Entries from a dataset
[Begin]

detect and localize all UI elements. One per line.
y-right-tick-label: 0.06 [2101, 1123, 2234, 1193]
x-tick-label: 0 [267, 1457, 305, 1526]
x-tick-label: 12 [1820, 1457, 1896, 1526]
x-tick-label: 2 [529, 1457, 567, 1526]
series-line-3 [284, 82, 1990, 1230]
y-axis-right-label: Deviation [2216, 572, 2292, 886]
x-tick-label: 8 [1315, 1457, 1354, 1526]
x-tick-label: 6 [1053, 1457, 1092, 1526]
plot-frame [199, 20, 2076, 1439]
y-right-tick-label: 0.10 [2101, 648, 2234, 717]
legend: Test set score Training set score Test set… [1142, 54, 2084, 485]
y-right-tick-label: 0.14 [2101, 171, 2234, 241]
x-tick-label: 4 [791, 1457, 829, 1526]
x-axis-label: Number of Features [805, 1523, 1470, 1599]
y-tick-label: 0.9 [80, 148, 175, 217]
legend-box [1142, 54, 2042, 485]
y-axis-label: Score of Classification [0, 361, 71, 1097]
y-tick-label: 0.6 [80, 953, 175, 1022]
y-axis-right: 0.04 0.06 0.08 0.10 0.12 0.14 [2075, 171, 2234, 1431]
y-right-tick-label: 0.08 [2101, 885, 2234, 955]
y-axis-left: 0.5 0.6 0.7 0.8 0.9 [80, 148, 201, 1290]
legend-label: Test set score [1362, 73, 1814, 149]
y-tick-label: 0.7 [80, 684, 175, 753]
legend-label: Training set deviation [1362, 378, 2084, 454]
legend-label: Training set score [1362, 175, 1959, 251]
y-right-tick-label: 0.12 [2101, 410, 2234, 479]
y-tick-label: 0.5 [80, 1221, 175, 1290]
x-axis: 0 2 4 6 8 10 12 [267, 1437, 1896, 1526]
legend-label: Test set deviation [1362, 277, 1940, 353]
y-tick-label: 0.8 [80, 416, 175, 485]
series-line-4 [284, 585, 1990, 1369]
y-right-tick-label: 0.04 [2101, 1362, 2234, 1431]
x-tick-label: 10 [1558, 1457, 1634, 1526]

[End]

Task description: Copy out every line of the listing above again, word for word, with nothing changed.

Exercise result:
detect and localize all UI elements. One per line.
y-right-tick-label: 0.06 [2101, 1123, 2234, 1193]
x-tick-label: 0 [267, 1457, 305, 1526]
x-tick-label: 12 [1820, 1457, 1896, 1526]
x-tick-label: 2 [529, 1457, 567, 1526]
series-line-3 [284, 82, 1990, 1230]
y-axis-right-label: Deviation [2216, 572, 2292, 886]
x-tick-label: 8 [1315, 1457, 1354, 1526]
x-tick-label: 6 [1053, 1457, 1092, 1526]
plot-frame [199, 20, 2076, 1439]
y-right-tick-label: 0.10 [2101, 648, 2234, 717]
legend: Test set score Training set score Test set… [1142, 54, 2084, 485]
y-right-tick-label: 0.14 [2101, 171, 2234, 241]
x-tick-label: 4 [791, 1457, 829, 1526]
x-axis-label: Number of Features [805, 1523, 1470, 1599]
y-tick-label: 0.9 [80, 148, 175, 217]
legend-box [1142, 54, 2042, 485]
y-axis-label: Score of Classification [0, 361, 71, 1097]
y-tick-label: 0.6 [80, 953, 175, 1022]
y-axis-right: 0.04 0.06 0.08 0.10 0.12 0.14 [2075, 171, 2234, 1431]
y-right-tick-label: 0.08 [2101, 885, 2234, 955]
y-axis-left: 0.5 0.6 0.7 0.8 0.9 [80, 148, 201, 1290]
legend-label: Test set score [1362, 73, 1814, 149]
y-tick-label: 0.7 [80, 684, 175, 753]
legend-label: Training set deviation [1362, 378, 2084, 454]
legend-label: Training set score [1362, 175, 1959, 251]
y-right-tick-label: 0.12 [2101, 410, 2234, 479]
y-tick-label: 0.5 [80, 1221, 175, 1290]
x-axis: 0 2 4 6 8 10 12 [267, 1437, 1896, 1526]
legend-label: Test set deviation [1362, 277, 1940, 353]
y-tick-label: 0.8 [80, 416, 175, 485]
series-line-4 [284, 585, 1990, 1369]
y-right-tick-label: 0.04 [2101, 1362, 2234, 1431]
x-tick-label: 10 [1558, 1457, 1634, 1526]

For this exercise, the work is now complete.